**Work to do:** Check each line of the listing for the word "title" and give only the number of lines that have it.

── Material ──

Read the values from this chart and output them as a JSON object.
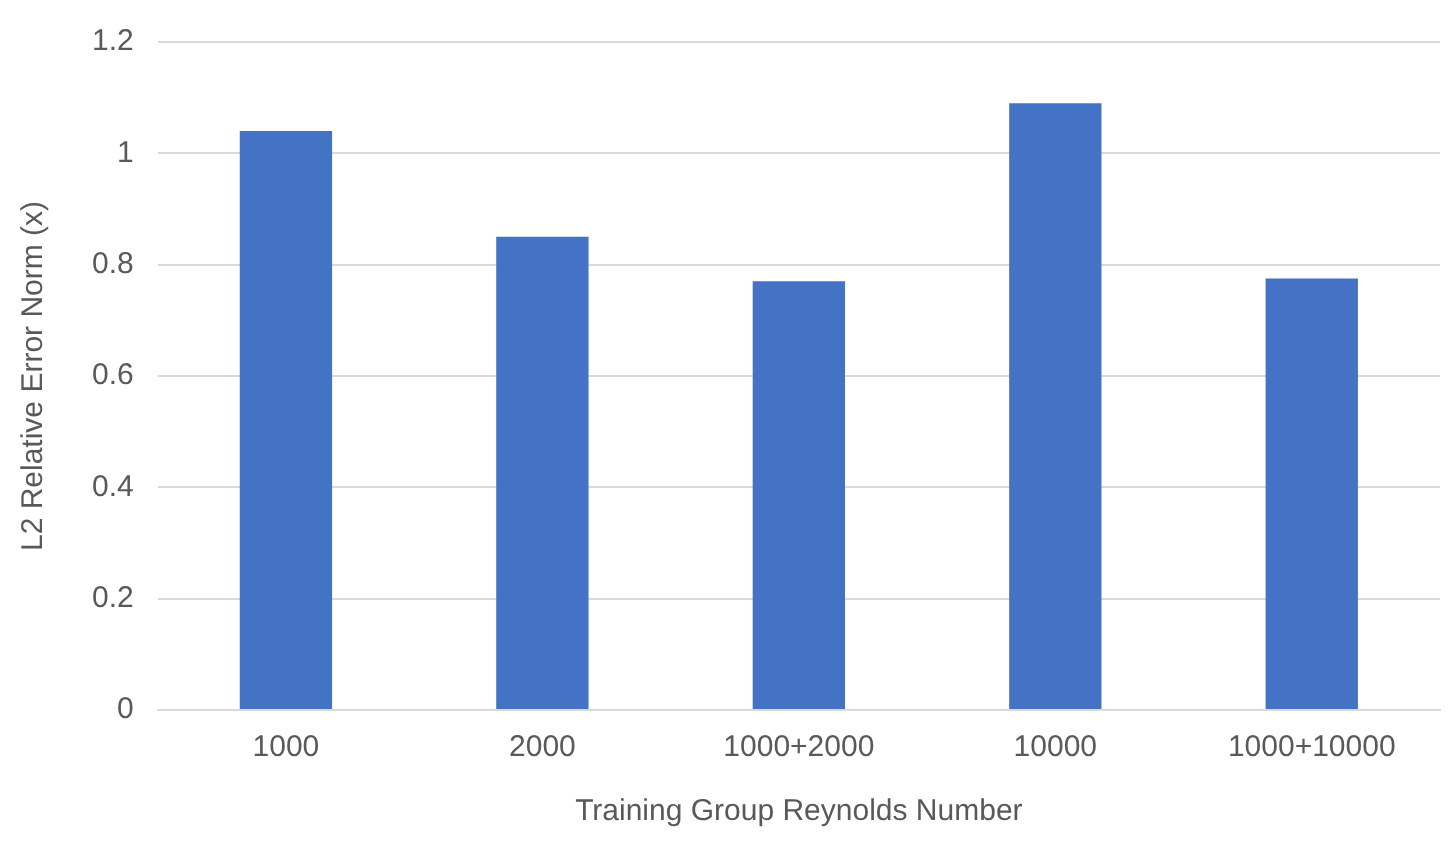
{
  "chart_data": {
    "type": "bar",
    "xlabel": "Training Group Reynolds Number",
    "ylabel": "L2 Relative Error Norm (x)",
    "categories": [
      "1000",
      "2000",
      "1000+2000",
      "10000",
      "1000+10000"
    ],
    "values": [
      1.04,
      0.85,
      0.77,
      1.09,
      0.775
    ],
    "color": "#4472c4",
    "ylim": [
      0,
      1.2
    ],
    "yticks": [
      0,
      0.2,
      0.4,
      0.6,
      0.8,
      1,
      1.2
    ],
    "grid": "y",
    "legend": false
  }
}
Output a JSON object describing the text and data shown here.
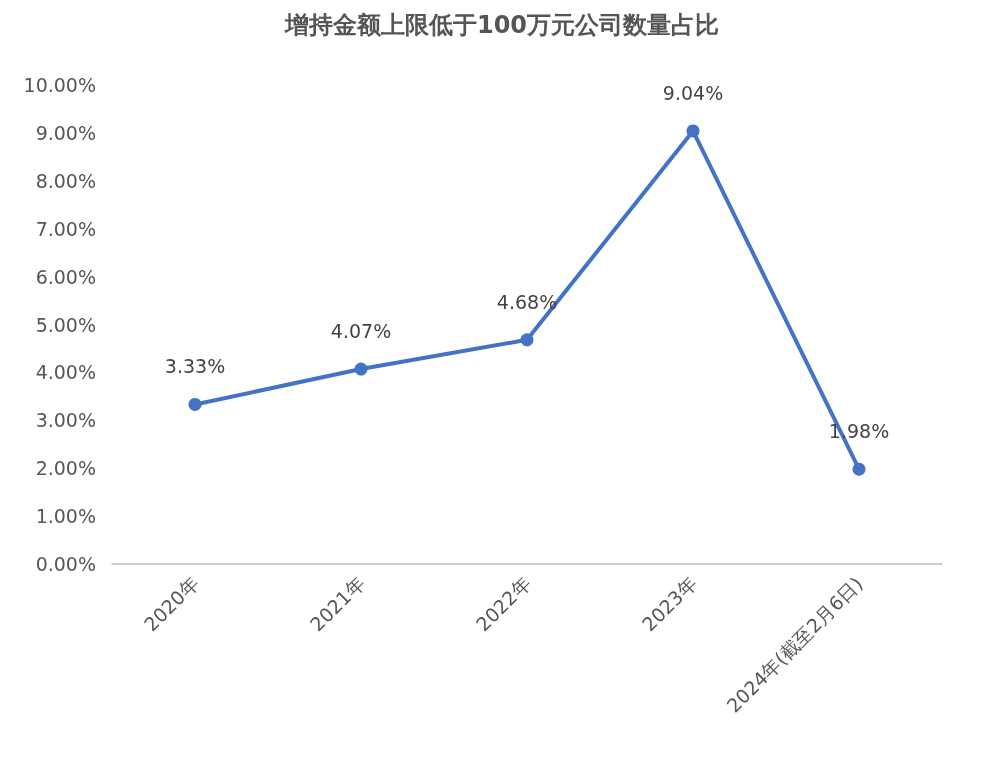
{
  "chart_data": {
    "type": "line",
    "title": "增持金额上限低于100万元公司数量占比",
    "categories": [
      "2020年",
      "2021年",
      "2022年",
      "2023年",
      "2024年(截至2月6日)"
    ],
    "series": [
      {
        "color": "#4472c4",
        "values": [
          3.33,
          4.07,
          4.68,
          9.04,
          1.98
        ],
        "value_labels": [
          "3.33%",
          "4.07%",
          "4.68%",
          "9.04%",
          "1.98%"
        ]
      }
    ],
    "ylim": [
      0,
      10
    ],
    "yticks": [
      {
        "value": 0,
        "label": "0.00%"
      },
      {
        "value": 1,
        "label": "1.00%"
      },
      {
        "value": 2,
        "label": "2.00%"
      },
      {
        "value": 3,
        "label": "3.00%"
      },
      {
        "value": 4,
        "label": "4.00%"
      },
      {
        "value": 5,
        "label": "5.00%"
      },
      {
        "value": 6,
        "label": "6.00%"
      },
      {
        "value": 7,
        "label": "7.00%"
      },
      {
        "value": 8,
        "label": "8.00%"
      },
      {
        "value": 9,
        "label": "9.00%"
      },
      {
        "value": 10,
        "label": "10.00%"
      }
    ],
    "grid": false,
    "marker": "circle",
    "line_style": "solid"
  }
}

───
── Material ──

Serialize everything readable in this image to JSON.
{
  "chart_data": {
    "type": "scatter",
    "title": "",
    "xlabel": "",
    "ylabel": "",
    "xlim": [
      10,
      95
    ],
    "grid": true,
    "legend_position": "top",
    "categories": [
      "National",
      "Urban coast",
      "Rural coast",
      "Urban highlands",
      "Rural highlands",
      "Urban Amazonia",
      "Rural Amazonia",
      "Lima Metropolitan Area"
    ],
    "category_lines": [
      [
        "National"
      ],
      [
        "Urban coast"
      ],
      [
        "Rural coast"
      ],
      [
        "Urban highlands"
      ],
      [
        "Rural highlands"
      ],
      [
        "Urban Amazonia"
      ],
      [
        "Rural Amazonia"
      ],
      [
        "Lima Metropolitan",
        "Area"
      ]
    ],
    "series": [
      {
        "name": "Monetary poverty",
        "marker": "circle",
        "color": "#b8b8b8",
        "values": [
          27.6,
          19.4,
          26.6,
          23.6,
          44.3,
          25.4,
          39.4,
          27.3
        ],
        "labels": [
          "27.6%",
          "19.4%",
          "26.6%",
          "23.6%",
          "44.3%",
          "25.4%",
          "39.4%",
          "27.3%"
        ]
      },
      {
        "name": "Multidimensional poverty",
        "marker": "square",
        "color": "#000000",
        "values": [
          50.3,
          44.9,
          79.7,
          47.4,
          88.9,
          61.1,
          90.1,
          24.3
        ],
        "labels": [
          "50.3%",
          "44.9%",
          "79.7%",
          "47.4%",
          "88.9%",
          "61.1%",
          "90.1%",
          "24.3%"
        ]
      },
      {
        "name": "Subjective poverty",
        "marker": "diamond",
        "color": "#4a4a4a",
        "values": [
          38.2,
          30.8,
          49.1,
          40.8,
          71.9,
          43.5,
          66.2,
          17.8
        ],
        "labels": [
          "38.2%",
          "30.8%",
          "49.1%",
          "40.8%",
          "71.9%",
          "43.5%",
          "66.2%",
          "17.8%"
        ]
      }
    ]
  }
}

───
── Material ──

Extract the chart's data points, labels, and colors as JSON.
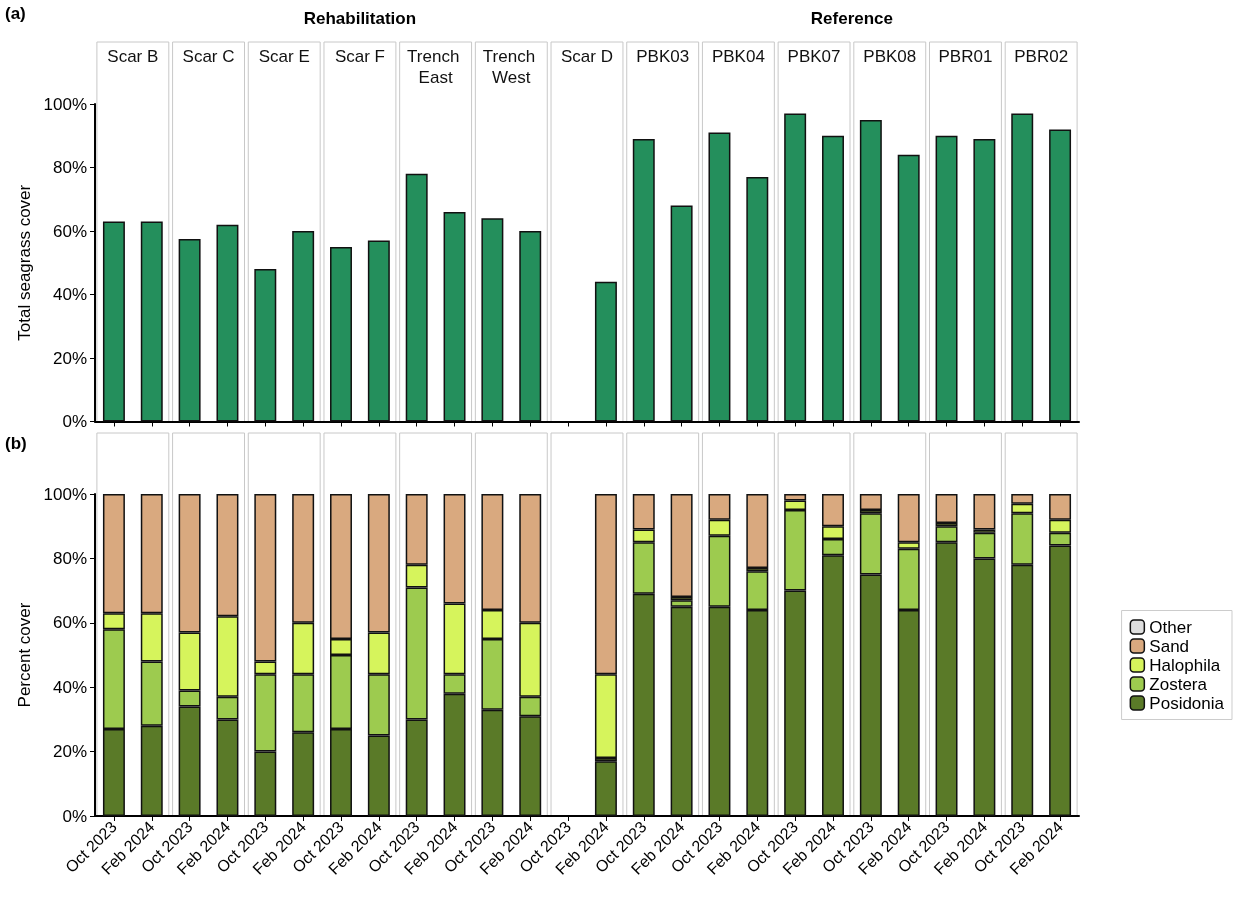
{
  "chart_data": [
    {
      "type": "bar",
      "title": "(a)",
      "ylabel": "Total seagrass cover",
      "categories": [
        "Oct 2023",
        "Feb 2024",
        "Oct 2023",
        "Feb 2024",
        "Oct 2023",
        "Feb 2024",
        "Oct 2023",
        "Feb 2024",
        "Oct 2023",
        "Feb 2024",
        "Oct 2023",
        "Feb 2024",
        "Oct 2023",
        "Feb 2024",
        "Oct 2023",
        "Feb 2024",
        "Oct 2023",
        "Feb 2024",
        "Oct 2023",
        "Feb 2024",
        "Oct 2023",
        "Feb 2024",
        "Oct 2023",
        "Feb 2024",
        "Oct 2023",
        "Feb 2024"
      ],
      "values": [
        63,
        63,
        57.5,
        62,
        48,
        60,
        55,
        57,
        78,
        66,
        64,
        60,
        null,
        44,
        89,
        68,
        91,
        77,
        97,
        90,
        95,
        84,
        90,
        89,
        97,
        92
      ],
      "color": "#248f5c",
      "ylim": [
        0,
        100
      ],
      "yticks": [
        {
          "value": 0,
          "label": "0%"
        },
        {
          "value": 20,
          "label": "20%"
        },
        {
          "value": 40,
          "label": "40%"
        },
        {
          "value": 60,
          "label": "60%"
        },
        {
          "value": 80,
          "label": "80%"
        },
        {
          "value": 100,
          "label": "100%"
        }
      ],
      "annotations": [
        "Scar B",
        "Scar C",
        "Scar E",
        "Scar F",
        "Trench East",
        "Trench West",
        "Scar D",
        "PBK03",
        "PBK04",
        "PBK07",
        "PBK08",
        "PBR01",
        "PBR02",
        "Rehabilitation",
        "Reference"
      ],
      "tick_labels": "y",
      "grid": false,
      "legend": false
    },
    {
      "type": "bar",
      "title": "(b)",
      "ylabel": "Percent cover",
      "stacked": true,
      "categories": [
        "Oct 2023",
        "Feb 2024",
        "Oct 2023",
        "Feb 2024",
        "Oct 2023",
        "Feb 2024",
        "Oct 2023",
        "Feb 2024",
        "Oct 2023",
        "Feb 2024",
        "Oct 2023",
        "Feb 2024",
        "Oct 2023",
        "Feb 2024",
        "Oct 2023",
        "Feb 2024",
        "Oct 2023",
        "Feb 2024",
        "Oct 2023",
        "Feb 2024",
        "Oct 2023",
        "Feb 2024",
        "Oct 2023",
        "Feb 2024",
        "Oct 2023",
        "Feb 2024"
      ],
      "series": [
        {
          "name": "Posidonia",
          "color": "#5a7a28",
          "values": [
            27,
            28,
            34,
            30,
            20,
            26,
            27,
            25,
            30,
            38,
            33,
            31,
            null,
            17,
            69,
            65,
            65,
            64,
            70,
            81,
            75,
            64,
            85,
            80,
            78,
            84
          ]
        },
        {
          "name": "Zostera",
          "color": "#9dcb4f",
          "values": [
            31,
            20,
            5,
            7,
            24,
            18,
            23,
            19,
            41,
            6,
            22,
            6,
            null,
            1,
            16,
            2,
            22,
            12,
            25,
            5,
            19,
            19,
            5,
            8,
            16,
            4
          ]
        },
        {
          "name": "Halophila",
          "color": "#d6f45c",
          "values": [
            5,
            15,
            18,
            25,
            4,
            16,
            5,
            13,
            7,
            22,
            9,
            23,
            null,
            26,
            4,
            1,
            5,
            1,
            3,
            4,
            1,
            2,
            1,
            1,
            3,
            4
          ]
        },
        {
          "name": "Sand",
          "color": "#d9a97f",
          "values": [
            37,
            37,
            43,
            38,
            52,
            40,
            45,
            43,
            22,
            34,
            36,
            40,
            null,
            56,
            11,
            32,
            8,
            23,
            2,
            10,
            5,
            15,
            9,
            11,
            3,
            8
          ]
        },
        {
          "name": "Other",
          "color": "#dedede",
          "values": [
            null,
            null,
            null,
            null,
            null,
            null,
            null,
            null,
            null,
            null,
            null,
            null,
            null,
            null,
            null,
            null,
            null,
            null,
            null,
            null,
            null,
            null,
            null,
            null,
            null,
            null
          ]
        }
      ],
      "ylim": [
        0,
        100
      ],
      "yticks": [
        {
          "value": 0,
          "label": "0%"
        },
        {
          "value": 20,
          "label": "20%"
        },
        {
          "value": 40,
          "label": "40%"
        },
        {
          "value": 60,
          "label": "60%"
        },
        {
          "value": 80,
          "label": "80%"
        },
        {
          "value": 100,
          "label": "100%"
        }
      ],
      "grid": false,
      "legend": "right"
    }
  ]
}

───

**The output:** 4